***** TEXTO PROPORCIONADO
Es decir, la intimidad de la persona es el fundamento contra toda intromisión innecesaria de la autoridad pública y sería risible pensar que sólo su domicilio está protegido contra registros arbitrarios. Me refiero, por supuesto, a una fundamentación jurídica que arranca del texto constitucional mismo y no a una fundamentación ontológica, por la que llegaríamos, más rápidamente, al mismo resultado.
Hay que reconocer, empero, la existencia de casos en los que el agente policial tiene que intervenir con el ciudadano en lugares abiertos o cuando éste se encuentre dentro de su automóvil. Estas situaciones acentúan la peligrosidad y, por consiguiente, la necesidad de proteger la seguridad del agente. En algunos casos éste tendrá que actuar con prontitud para incautar armas que puedan utilizarse en contra suya o para evitar la destrucción de prueba que posteriormente pueda presentarse en el tribunal. Sobre este aspecto habrá que ver la doctrina jurisprudencial que eventualmente vaya estableciendo el Tribunal Constitucional, la cual deberá, a mi juicio, exigir la existencia de motivos fundados en la necesidad provocada por la circunstancia específica.
**********
***** REGISTROS MOSTRADOS
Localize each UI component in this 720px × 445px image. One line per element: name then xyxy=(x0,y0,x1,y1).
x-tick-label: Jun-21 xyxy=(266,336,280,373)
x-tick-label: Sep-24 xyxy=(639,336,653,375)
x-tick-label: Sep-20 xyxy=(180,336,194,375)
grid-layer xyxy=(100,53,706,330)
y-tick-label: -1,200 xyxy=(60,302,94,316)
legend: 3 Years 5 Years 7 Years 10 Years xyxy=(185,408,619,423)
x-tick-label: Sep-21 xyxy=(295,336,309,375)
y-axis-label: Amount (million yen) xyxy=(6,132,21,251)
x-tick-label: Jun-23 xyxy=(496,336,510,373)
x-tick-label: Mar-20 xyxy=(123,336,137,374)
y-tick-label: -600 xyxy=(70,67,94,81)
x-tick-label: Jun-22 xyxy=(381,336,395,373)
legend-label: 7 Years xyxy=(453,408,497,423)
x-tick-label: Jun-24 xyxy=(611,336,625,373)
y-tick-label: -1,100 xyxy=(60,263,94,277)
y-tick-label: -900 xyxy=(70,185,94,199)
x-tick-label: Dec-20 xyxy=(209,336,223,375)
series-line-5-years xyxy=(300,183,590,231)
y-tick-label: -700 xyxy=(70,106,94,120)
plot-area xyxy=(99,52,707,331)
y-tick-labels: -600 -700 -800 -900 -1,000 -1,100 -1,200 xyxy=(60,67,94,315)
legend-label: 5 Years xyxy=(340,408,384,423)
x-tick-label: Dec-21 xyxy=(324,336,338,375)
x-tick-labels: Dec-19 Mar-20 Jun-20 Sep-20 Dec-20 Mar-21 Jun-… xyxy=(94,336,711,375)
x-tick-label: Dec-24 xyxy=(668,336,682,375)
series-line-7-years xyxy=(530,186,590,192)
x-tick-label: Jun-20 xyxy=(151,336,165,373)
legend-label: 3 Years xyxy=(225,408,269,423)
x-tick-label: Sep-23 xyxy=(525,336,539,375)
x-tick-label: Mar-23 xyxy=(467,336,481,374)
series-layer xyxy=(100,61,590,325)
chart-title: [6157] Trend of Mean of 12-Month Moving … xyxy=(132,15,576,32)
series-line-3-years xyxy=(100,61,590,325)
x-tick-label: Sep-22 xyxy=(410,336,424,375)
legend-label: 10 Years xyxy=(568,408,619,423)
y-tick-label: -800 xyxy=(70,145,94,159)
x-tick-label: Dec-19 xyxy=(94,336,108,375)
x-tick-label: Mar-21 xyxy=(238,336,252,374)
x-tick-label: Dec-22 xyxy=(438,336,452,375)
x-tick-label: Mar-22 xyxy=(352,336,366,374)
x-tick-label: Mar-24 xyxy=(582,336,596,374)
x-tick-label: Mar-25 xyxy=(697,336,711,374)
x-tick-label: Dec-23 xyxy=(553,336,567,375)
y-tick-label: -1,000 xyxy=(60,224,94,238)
**********
▶ **ACTIVIDADES**
A – Según el texto sobre la intimidad y los registros policiales, ¿por qué el agente policial puede tener que actuar con prontitud en algunos casos? Responde en una a tres oraciones.
B – Transcribe del texto sobre la intimidad y los registros policiales el fragmento comprendido entre "Hay que reconocer, empero, la" y "la circunstancia específica.", ambos inclusive.
C – Prosigue el texto sobre la intimidad y los registros policiales a partir de su última oración.
Los registros son un material aparte del texto.

▶ **RESPUESTAS ESPERADAS**
A – El agente puede tener que actuar con prontitud para incautar armas que podrían utilizarse en contra suya o para evitar que se destruya prueba que después podría presentarse en el tribunal. Esto se debe a que intervenir en lugares abiertos o con el ciudadano dentro de su automóvil acentúa la peligrosidad. Por eso crece la necesidad de proteger la seguridad del agente.

B –
Hay que reconocer, empero, la existencia de casos en los que el agente policial tiene que intervenir con el ciudadano en lugares abiertos o cuando éste se encuentre dentro de su automóvil. Estas situaciones acentúan la peligrosidad y, por consiguiente, la necesidad de proteger la seguridad del agente. En algunos casos éste tendrá que actuar con prontitud para incautar armas que puedan utilizarse en contra suya o para evitar la destrucción de prueba que posteriormente pueda presentarse en el tribunal. Sobre este aspecto habrá que ver la doctrina jurisprudencial que eventualmente vaya estableciendo el Tribunal Constitucional, la cual deberá, a mi juicio, exigir la existencia de motivos fundados en la necesidad provocada por la circunstancia específica.

C –
V. Examen de las leyes especiales pertinentes
El patrón escogido precisó el análisis, en apartados anteriores, de los pasajes pertinentes del Código Penal y de la Ley de Enjuiciamiento Criminal. Resta que nos acerquemos a la Ley de Orden Público de 1959.
En el Artículo 2 de esa ley se tipifica, como contrarios al orden público, los actos que “perturben o intenten perturbar el ejercicio de los derechos reconocidos en el Fuero de Los Españoles y demás Leyes Fundamentales de la nación, o que atenten a la unidad espiritual, nacional, política y social de España.” Es, obviamente, una definición demasiado amplia —por no decir fascista— y, por consiguiente, carente de precisión. ¿Qué es, por ejemplo, atentar contra la unidad espiritual de España?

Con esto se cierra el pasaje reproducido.